Look for the string "Valdeltagandet" in the lines and copy each line that has it.

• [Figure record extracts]
_ _ _ _ _

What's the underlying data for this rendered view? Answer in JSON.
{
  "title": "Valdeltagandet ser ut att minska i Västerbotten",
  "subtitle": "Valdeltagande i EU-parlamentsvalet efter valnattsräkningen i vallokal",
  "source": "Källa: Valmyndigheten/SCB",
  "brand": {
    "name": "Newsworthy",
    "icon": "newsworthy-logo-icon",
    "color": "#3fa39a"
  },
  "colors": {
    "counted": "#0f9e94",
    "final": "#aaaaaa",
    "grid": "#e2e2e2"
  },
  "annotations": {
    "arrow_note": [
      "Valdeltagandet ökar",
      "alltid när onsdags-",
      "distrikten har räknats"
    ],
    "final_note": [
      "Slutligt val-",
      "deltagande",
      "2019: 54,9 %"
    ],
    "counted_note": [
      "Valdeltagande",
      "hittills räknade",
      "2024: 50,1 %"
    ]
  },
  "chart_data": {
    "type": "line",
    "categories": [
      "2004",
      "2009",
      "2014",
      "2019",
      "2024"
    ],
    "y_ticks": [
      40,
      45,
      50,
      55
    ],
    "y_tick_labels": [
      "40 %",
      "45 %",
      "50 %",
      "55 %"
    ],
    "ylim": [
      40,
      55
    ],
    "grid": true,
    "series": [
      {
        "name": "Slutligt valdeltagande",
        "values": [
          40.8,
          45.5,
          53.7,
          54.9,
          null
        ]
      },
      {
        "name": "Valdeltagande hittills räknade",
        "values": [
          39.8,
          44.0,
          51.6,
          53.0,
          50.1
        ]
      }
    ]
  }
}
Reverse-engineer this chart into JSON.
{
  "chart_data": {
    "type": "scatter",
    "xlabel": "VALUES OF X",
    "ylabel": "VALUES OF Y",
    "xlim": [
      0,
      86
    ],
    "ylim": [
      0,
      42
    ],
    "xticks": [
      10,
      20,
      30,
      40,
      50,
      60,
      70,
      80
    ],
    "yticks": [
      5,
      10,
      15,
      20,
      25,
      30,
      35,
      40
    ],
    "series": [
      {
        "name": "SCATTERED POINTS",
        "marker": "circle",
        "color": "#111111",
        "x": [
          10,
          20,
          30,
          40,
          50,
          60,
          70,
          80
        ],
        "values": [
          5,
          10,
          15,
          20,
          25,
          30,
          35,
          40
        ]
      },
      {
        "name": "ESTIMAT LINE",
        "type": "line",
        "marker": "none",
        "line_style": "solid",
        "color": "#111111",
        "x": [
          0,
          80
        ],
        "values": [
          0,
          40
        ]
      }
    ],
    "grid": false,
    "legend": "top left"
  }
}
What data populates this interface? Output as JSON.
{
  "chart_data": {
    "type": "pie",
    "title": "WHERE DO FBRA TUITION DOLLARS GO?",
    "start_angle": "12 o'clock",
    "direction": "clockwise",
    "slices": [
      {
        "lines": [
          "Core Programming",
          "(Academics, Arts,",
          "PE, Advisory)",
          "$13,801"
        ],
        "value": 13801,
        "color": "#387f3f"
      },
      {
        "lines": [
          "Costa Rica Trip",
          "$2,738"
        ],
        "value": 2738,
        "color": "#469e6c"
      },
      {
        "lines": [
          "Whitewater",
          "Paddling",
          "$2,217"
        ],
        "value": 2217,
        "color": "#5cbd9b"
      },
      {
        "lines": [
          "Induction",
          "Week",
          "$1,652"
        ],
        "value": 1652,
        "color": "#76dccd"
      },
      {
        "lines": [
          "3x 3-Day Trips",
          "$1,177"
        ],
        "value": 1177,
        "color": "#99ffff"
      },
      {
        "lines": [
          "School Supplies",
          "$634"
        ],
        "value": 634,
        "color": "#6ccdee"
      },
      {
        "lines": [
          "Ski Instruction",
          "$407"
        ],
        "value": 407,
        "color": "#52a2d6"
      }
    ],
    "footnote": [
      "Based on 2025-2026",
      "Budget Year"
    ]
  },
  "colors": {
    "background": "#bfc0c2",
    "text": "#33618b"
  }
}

_ _ _ _ _

• [Answer to this task]
  "title": "Valdeltagandet ser ut att minska i Västerbotten",
      "Valdeltagandet ökar",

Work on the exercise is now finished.